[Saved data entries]
╔══
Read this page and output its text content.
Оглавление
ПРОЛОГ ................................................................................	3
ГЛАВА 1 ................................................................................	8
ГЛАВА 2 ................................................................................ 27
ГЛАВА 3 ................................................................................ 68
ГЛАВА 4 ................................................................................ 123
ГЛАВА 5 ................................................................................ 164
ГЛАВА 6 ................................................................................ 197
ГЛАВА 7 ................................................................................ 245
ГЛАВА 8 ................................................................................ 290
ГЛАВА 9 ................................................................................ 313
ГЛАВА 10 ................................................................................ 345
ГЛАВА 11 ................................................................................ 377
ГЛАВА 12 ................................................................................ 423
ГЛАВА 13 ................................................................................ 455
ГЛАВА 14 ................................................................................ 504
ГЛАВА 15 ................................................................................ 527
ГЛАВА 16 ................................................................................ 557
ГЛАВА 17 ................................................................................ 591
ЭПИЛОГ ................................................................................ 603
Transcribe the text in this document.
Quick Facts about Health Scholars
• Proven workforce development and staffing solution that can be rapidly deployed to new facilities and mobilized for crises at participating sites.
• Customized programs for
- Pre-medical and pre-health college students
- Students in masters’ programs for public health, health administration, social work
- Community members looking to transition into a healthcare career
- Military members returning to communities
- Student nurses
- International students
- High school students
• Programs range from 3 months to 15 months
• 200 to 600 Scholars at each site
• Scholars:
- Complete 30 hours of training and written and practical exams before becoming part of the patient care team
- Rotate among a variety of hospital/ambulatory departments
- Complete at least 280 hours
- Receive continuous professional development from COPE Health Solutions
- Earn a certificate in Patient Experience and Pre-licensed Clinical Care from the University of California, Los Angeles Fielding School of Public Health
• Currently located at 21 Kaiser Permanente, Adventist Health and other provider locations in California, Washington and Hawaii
╚══
▶ [Work instructions]: Copy out each line above, character for character.

▶ [Solution for this task]:
Read this page and output its text content.
Оглавление
ПРОЛОГ ................................................................................	3
ГЛАВА 1 ................................................................................	8
ГЛАВА 2 ................................................................................ 27
ГЛАВА 3 ................................................................................ 68
ГЛАВА 4 ................................................................................ 123
ГЛАВА 5 ................................................................................ 164
ГЛАВА 6 ................................................................................ 197
ГЛАВА 7 ................................................................................ 245
ГЛАВА 8 ................................................................................ 290
ГЛАВА 9 ................................................................................ 313
ГЛАВА 10 ................................................................................ 345
ГЛАВА 11 ................................................................................ 377
ГЛАВА 12 ................................................................................ 423
ГЛАВА 13 ................................................................................ 455
ГЛАВА 14 ................................................................................ 504
ГЛАВА 15 ................................................................................ 527
ГЛАВА 16 ................................................................................ 557
ГЛАВА 17 ................................................................................ 591
ЭПИЛОГ ................................................................................ 603
Transcribe the text in this document.
Quick Facts about Health Scholars
• Proven workforce development and staffing solution that can be rapidly deployed to new facilities and mobilized for crises at participating sites.
• Customized programs for
- Pre-medical and pre-health college students
- Students in masters’ programs for public health, health administration, social work
- Community members looking to transition into a healthcare career
- Military members returning to communities
- Student nurses
- International students
- High school students
• Programs range from 3 months to 15 months
• 200 to 600 Scholars at each site
• Scholars:
- Complete 30 hours of training and written and practical exams before becoming part of the patient care team
- Rotate among a variety of hospital/ambulatory departments
- Complete at least 280 hours
- Receive continuous professional development from COPE Health Solutions
- Earn a certificate in Patient Experience and Pre-licensed Clinical Care from the University of California, Los Angeles Fielding School of Public Health
• Currently located at 21 Kaiser Permanente, Adventist Health and other provider locations in California, Washington and Hawaii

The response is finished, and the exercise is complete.